* Start Given data *

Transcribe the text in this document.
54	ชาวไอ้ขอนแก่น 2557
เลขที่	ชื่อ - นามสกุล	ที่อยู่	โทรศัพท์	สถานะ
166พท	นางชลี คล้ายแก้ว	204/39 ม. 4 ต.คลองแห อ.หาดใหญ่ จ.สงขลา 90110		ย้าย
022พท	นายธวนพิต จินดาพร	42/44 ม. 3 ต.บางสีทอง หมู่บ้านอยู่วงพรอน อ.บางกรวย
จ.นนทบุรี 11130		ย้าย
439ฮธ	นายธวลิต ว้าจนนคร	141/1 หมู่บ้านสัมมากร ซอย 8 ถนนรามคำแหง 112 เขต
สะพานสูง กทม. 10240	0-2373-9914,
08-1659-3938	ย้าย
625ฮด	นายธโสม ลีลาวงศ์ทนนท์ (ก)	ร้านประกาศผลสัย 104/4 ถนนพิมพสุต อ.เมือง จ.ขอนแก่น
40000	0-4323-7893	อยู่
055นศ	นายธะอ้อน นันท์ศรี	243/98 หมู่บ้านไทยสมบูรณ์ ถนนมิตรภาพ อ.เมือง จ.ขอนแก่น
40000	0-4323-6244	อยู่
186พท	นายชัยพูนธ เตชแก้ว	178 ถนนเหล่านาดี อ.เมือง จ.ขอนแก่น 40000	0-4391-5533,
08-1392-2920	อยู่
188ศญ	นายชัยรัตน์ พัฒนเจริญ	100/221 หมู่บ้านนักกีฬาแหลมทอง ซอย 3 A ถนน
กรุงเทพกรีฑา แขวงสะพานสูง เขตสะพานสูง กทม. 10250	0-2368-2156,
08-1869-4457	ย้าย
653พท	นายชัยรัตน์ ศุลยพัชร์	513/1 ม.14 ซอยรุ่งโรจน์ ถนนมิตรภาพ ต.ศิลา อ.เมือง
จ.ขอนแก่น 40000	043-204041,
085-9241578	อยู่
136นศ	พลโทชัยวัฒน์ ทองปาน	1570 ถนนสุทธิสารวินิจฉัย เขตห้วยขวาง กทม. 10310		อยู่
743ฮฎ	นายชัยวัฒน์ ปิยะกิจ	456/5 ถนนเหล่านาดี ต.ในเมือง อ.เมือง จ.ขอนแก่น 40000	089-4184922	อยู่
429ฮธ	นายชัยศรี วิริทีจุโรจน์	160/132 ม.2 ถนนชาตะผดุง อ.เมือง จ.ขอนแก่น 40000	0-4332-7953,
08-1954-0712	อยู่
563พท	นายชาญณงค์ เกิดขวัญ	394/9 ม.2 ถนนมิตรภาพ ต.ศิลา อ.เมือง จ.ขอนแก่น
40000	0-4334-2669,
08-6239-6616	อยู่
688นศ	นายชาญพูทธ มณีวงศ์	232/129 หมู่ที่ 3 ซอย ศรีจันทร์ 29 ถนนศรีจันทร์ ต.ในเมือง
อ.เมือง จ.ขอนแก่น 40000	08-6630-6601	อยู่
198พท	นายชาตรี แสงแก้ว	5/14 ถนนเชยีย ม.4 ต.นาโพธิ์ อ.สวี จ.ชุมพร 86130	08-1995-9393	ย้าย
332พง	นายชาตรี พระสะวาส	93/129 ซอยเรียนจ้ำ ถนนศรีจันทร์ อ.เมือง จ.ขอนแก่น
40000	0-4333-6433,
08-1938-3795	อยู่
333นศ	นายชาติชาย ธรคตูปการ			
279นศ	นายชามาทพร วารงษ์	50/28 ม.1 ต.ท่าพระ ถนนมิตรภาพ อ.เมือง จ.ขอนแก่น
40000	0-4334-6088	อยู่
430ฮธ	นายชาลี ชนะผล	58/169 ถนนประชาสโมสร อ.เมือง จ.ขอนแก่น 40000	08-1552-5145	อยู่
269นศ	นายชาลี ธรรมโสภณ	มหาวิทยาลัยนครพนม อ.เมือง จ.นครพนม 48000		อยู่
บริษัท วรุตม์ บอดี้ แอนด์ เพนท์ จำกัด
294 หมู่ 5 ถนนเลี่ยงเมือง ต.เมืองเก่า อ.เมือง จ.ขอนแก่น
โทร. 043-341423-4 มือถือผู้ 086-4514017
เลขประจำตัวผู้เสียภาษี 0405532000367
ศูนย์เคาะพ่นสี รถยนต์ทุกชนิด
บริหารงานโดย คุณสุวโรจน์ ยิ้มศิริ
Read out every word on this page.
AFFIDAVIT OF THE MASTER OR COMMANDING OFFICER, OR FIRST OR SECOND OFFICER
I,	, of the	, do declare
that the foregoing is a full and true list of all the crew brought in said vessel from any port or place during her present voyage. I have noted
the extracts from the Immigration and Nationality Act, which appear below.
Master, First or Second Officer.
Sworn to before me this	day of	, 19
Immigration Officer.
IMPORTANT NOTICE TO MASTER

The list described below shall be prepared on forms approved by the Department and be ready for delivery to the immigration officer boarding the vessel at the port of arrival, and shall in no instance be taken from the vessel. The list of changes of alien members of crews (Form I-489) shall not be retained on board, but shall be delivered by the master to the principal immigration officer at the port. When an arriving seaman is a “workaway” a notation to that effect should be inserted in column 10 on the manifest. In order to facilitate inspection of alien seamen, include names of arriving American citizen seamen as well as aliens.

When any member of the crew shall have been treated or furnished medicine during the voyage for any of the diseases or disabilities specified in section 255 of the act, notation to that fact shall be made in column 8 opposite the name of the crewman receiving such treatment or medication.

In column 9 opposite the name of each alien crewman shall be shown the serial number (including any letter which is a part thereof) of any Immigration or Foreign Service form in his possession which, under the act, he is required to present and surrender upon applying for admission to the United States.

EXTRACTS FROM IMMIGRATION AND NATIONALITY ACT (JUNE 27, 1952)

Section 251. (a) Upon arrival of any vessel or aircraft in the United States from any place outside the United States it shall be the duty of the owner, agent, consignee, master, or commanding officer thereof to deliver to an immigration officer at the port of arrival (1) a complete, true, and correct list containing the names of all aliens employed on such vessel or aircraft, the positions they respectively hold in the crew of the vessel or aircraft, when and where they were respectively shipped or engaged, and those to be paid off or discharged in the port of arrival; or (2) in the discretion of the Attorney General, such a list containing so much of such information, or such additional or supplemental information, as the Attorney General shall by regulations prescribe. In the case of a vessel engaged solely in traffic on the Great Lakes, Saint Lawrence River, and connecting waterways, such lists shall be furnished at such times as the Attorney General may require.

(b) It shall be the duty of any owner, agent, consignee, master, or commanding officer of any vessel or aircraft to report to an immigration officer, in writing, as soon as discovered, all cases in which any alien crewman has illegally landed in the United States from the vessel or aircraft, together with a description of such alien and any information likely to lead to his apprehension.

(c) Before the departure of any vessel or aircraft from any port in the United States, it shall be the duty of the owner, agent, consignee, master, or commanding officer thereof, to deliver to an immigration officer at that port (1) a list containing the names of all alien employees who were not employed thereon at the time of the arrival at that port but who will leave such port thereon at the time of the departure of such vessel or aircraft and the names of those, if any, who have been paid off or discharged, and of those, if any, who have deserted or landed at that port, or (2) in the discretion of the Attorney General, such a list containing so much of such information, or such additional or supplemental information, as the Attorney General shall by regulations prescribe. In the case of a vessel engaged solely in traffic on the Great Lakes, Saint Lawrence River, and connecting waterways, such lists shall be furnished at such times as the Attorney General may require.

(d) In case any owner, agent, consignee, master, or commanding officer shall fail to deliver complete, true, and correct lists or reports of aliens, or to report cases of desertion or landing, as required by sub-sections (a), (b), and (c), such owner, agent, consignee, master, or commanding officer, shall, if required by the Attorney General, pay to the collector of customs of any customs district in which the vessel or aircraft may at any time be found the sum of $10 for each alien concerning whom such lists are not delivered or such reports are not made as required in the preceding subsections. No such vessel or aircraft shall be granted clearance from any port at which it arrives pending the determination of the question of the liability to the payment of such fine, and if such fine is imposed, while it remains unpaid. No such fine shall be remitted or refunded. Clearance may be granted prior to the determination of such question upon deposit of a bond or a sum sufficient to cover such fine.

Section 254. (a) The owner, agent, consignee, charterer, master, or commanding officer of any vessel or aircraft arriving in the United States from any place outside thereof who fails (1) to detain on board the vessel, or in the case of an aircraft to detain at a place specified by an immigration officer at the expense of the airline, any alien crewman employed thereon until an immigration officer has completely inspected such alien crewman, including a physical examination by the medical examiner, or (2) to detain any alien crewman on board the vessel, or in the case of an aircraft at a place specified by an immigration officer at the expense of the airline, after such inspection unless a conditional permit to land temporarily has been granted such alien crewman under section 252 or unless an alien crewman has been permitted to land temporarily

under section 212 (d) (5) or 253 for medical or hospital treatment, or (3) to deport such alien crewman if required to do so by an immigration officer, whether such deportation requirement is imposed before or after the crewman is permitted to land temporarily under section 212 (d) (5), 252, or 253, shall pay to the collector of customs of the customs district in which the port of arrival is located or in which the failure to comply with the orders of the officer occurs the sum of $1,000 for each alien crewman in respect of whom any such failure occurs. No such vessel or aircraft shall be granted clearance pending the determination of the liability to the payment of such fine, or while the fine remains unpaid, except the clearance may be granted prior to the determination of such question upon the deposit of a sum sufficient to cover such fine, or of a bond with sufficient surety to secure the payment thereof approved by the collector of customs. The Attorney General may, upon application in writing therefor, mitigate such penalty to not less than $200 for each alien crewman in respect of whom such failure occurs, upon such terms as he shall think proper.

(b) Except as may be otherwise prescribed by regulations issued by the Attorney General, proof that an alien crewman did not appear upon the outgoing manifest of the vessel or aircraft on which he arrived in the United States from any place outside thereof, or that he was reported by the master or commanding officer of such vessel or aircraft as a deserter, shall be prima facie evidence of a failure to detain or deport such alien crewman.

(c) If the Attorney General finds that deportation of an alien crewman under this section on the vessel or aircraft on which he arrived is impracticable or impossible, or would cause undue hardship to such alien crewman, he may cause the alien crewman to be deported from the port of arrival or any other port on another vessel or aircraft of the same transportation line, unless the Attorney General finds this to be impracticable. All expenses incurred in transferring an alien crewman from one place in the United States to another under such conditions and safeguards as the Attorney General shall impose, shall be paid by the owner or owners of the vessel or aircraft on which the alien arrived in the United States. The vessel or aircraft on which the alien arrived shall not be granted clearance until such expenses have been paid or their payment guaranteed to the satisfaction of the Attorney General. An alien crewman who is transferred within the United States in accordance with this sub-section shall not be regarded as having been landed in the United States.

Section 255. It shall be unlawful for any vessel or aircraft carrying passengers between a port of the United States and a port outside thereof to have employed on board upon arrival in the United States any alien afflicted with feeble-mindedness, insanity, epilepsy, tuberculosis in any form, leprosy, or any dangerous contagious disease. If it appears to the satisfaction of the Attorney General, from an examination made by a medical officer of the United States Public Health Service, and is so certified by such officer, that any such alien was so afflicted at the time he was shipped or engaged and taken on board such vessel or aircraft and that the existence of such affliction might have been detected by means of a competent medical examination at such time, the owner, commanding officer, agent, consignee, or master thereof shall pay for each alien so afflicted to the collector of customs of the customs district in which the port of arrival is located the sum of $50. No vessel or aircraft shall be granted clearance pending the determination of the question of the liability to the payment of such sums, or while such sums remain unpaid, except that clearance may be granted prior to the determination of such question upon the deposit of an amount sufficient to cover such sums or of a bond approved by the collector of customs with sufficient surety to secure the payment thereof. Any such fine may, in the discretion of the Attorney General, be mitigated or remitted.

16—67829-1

* End Given data *

Aim ▸ Every line holding "during" should be copied out.

Exercise result ▸
that the foregoing is a full and true list of all the crew brought in said vessel from any port or place during her present voyage. I have noted
When any member of the crew shall have been treated or furnished medicine during the voyage for any of the diseases or disabilities specified in section 255 of the act, notation to that fact shall be made in column 8 opposite the name of the crewman receiving such treatment or medication.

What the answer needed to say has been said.